++++ Entries provided

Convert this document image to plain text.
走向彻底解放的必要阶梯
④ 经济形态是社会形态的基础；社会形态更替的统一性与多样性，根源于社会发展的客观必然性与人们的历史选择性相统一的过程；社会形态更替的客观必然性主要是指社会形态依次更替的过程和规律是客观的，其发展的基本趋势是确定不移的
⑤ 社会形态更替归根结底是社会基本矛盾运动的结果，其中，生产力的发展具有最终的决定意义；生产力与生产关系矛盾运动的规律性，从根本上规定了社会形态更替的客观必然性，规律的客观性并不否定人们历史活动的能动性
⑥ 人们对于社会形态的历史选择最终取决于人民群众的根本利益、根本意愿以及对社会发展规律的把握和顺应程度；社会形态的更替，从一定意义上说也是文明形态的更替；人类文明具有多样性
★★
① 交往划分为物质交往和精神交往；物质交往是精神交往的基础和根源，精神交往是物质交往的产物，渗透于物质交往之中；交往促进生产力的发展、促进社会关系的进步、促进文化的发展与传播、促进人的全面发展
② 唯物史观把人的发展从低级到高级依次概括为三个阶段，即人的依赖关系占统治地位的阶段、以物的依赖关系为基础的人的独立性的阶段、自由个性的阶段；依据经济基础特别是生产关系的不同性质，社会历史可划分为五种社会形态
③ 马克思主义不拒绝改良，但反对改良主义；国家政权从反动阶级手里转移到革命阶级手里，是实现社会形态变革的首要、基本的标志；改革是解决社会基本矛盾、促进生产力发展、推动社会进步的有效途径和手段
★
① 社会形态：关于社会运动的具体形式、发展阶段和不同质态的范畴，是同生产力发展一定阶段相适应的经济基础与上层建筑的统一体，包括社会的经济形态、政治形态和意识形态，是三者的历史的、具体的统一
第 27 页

++++++++

### [Problem description]
Transcribe the data above in full, exactly.

### [Reply to the exercise]
Convert this document image to plain text.
走向彻底解放的必要阶梯
④ 经济形态是社会形态的基础；社会形态更替的统一性与多样性，根源于社会发展的客观必然性与人们的历史选择性相统一的过程；社会形态更替的客观必然性主要是指社会形态依次更替的过程和规律是客观的，其发展的基本趋势是确定不移的
⑤ 社会形态更替归根结底是社会基本矛盾运动的结果，其中，生产力的发展具有最终的决定意义；生产力与生产关系矛盾运动的规律性，从根本上规定了社会形态更替的客观必然性，规律的客观性并不否定人们历史活动的能动性
⑥ 人们对于社会形态的历史选择最终取决于人民群众的根本利益、根本意愿以及对社会发展规律的把握和顺应程度；社会形态的更替，从一定意义上说也是文明形态的更替；人类文明具有多样性
★★
① 交往划分为物质交往和精神交往；物质交往是精神交往的基础和根源，精神交往是物质交往的产物，渗透于物质交往之中；交往促进生产力的发展、促进社会关系的进步、促进文化的发展与传播、促进人的全面发展
② 唯物史观把人的发展从低级到高级依次概括为三个阶段，即人的依赖关系占统治地位的阶段、以物的依赖关系为基础的人的独立性的阶段、自由个性的阶段；依据经济基础特别是生产关系的不同性质，社会历史可划分为五种社会形态
③ 马克思主义不拒绝改良，但反对改良主义；国家政权从反动阶级手里转移到革命阶级手里，是实现社会形态变革的首要、基本的标志；改革是解决社会基本矛盾、促进生产力发展、推动社会进步的有效途径和手段
★
① 社会形态：关于社会运动的具体形式、发展阶段和不同质态的范畴，是同生产力发展一定阶段相适应的经济基础与上层建筑的统一体，包括社会的经济形态、政治形态和意识形态，是三者的历史的、具体的统一
第 27 页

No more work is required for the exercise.